§ Directions for this task: Where the string "Relative" occurs in the material below, report the whole line.

Saved entries

---*---

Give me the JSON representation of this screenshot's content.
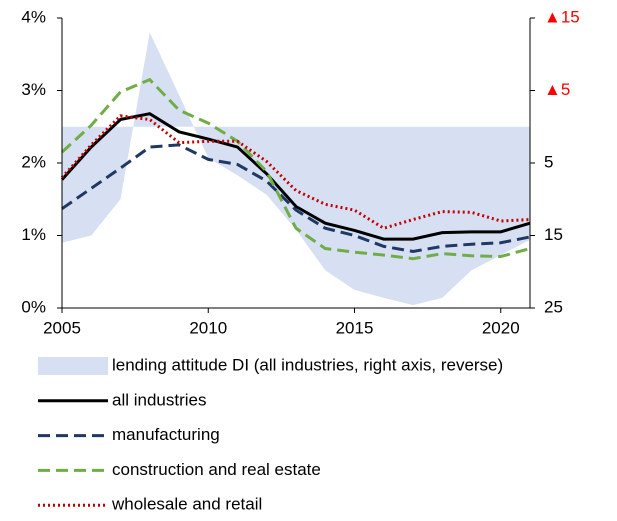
{
  "chart_data": {
    "type": "line",
    "x": [
      2005,
      2006,
      2007,
      2008,
      2009,
      2010,
      2011,
      2012,
      2013,
      2014,
      2015,
      2016,
      2017,
      2018,
      2019,
      2020,
      2021
    ],
    "xlim": [
      2005,
      2021
    ],
    "xticks": [
      2005,
      2010,
      2015,
      2020
    ],
    "ylim": [
      0,
      4
    ],
    "yticks": [
      {
        "value": 0,
        "label": "0%"
      },
      {
        "value": 1,
        "label": "1%"
      },
      {
        "value": 2,
        "label": "2%"
      },
      {
        "value": 3,
        "label": "3%"
      },
      {
        "value": 4,
        "label": "4%"
      }
    ],
    "y2lim": [
      -15,
      25
    ],
    "y2_reverse": true,
    "y2ticks": [
      {
        "value": -15,
        "label": "▲15"
      },
      {
        "value": -5,
        "label": "▲5"
      },
      5,
      15,
      25
    ],
    "y2_negative_label_color": "#ff0000",
    "series": [
      {
        "name": "lending attitude DI (all industries, right axis, reverse)",
        "kind": "area",
        "axis": "y2",
        "color": "#d6e0f2",
        "values": [
          16,
          15,
          10,
          -13,
          -4.4,
          4.3,
          6.7,
          9.4,
          14.2,
          19.8,
          22.5,
          23.6,
          24.6,
          23.6,
          19.8,
          17.7,
          15.6
        ]
      },
      {
        "name": "all industries",
        "kind": "line",
        "dash": "solid",
        "color": "#000000",
        "values": [
          1.77,
          2.22,
          2.6,
          2.68,
          2.43,
          2.33,
          2.22,
          1.85,
          1.4,
          1.17,
          1.07,
          0.95,
          0.95,
          1.04,
          1.05,
          1.05,
          1.17
        ]
      },
      {
        "name": "manufacturing",
        "kind": "line",
        "dash": "dashed",
        "color": "#1f3864",
        "values": [
          1.37,
          1.65,
          1.93,
          2.22,
          2.25,
          2.05,
          1.98,
          1.75,
          1.35,
          1.1,
          1.0,
          0.85,
          0.78,
          0.85,
          0.88,
          0.9,
          0.98
        ]
      },
      {
        "name": "construction and real estate",
        "kind": "line",
        "dash": "dashed",
        "color": "#70ad47",
        "values": [
          2.15,
          2.52,
          2.98,
          3.15,
          2.73,
          2.55,
          2.3,
          1.88,
          1.1,
          0.82,
          0.77,
          0.73,
          0.68,
          0.75,
          0.72,
          0.71,
          0.82
        ]
      },
      {
        "name": "wholesale and retail",
        "kind": "line",
        "dash": "dotted",
        "color": "#c00000",
        "values": [
          1.8,
          2.25,
          2.65,
          2.6,
          2.28,
          2.3,
          2.3,
          2.02,
          1.62,
          1.43,
          1.35,
          1.1,
          1.22,
          1.33,
          1.32,
          1.2,
          1.22
        ]
      }
    ]
  }
}
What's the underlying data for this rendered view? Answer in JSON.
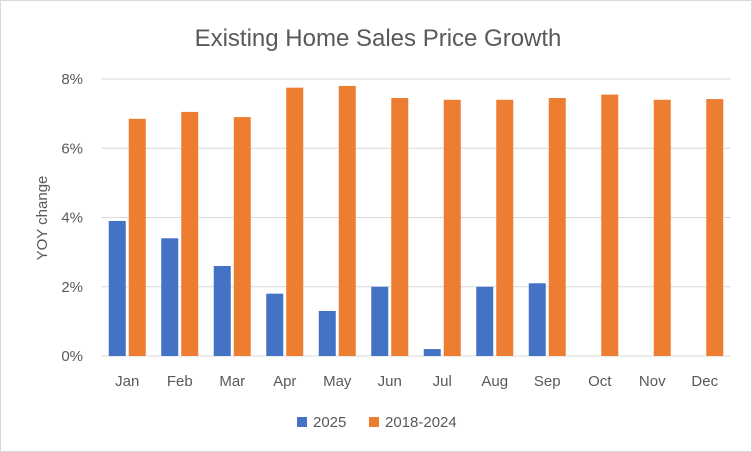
{
  "chart_data": {
    "type": "bar",
    "title": "Existing Home Sales Price Growth",
    "xlabel": "",
    "ylabel": "YOY change",
    "ylim": [
      0,
      8
    ],
    "yticks": [
      0,
      2,
      4,
      6,
      8
    ],
    "ytick_labels": [
      "0%",
      "2%",
      "4%",
      "6%",
      "8%"
    ],
    "grid": true,
    "legend_position": "bottom",
    "categories": [
      "Jan",
      "Feb",
      "Mar",
      "Apr",
      "May",
      "Jun",
      "Jul",
      "Aug",
      "Sep",
      "Oct",
      "Nov",
      "Dec"
    ],
    "series": [
      {
        "name": "2025",
        "color": "#4472c4",
        "values": [
          3.9,
          3.4,
          2.6,
          1.8,
          1.3,
          2.0,
          0.2,
          2.0,
          2.1,
          null,
          null,
          null
        ]
      },
      {
        "name": "2018-2024",
        "color": "#ed7d31",
        "values": [
          6.85,
          7.05,
          6.9,
          7.75,
          7.8,
          7.45,
          7.4,
          7.4,
          7.45,
          7.55,
          7.4,
          7.42
        ]
      }
    ]
  }
}
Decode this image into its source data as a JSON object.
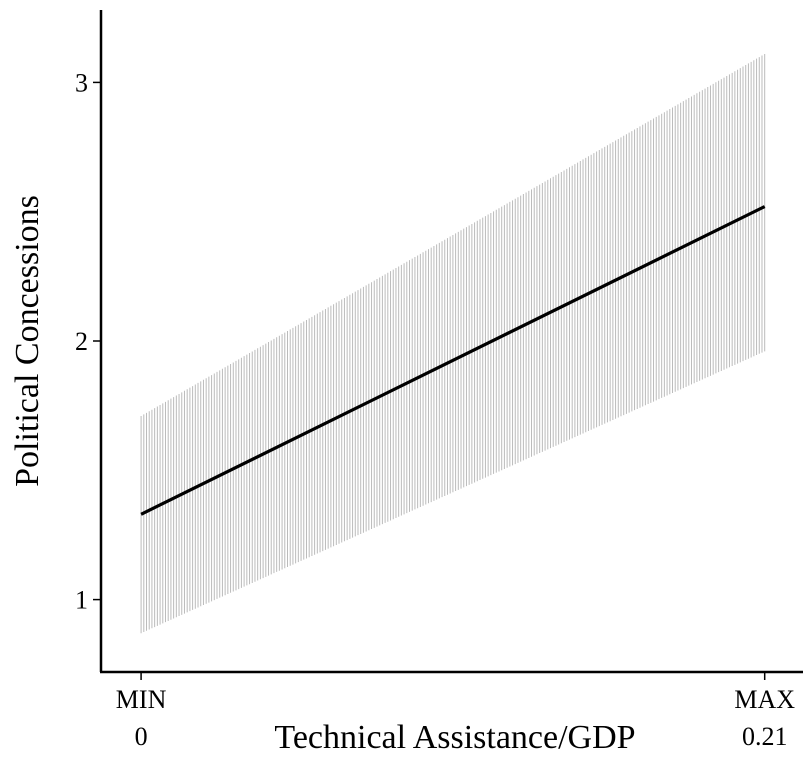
{
  "chart_data": {
    "type": "line",
    "title": "",
    "xlabel": "Technical Assistance/GDP",
    "ylabel": "Political Concessions",
    "x_tick_labels": [
      {
        "top": "MIN",
        "bottom": "0"
      },
      {
        "top": "MAX",
        "bottom": "0.21"
      }
    ],
    "yticks": [
      1,
      2,
      3
    ],
    "xlim": [
      -0.0135,
      0.2229
    ],
    "ylim": [
      0.72,
      3.28
    ],
    "grid": false,
    "legend": "none",
    "colors": {
      "line": "#000000",
      "band": "#bbbbbb",
      "axis": "#000000"
    },
    "series": [
      {
        "x": [
          0,
          0.21
        ],
        "y": [
          1.33,
          2.52
        ],
        "lower": [
          0.87,
          1.96
        ],
        "upper": [
          1.71,
          3.11
        ]
      }
    ]
  }
}
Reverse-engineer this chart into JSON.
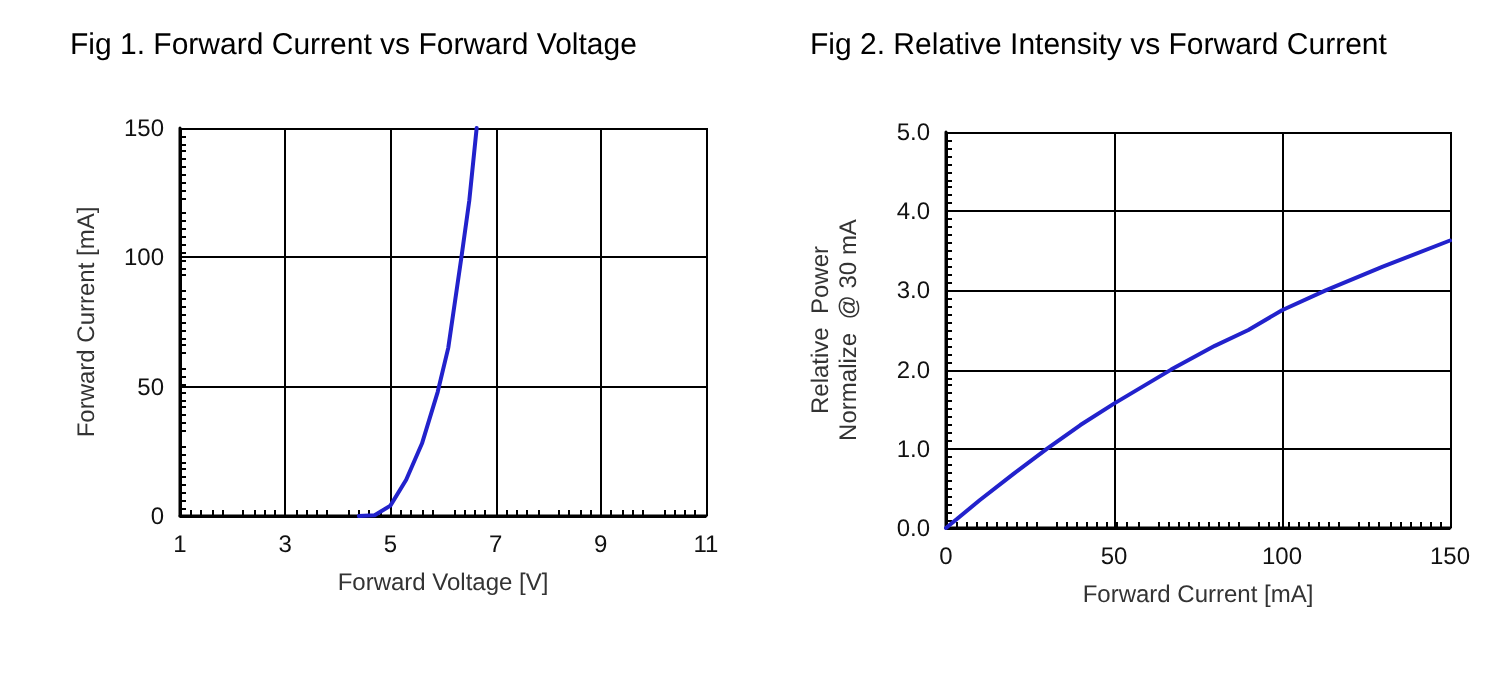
{
  "chart_data": [
    {
      "type": "line",
      "title": "Fig 1. Forward Current vs Forward Voltage",
      "xlabel": "Forward Voltage [V]",
      "ylabel": "Forward Current [mA]",
      "xlim": [
        1,
        11
      ],
      "xticks": [
        1,
        3,
        5,
        7,
        9,
        11
      ],
      "ylim": [
        0,
        150
      ],
      "yticks": [
        0,
        50,
        100,
        150
      ],
      "grid": true,
      "marker": "none",
      "line_style": "solid",
      "series": [
        {
          "color": "#2222cc",
          "x": [
            4.4,
            4.7,
            5.0,
            5.3,
            5.6,
            5.9,
            6.1,
            6.35,
            6.5,
            6.64
          ],
          "values": [
            0,
            0.3,
            4,
            14,
            28,
            48,
            65,
            100,
            122,
            150
          ]
        }
      ]
    },
    {
      "type": "line",
      "title": "Fig 2. Relative Intensity vs Forward Current",
      "xlabel": "Forward Current [mA]",
      "ylabel": "Relative  Power\nNormalize  @ 30 mA",
      "xlim": [
        0,
        150
      ],
      "xticks": [
        0,
        50,
        100,
        150
      ],
      "ylim": [
        0,
        5
      ],
      "yticks": [
        {
          "value": 0,
          "label": "0.0"
        },
        {
          "value": 1,
          "label": "1.0"
        },
        {
          "value": 2,
          "label": "2.0"
        },
        {
          "value": 3,
          "label": "3.0"
        },
        {
          "value": 4,
          "label": "4.0"
        },
        {
          "value": 5,
          "label": "5.0"
        }
      ],
      "grid": true,
      "marker": "none",
      "line_style": "solid",
      "series": [
        {
          "color": "#2222cc",
          "x": [
            0,
            10,
            20,
            30,
            40,
            50,
            67,
            80,
            90,
            100,
            113,
            130,
            150
          ],
          "values": [
            0,
            0.35,
            0.68,
            1.0,
            1.3,
            1.57,
            2.0,
            2.3,
            2.5,
            2.75,
            3.0,
            3.3,
            3.63
          ]
        }
      ]
    }
  ]
}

---*---

§ Result below:
      "title": "Fig 2. Relative Intensity vs Forward Current",
      "ylabel": "Relative  Power\nNormalize  @ 30 mA",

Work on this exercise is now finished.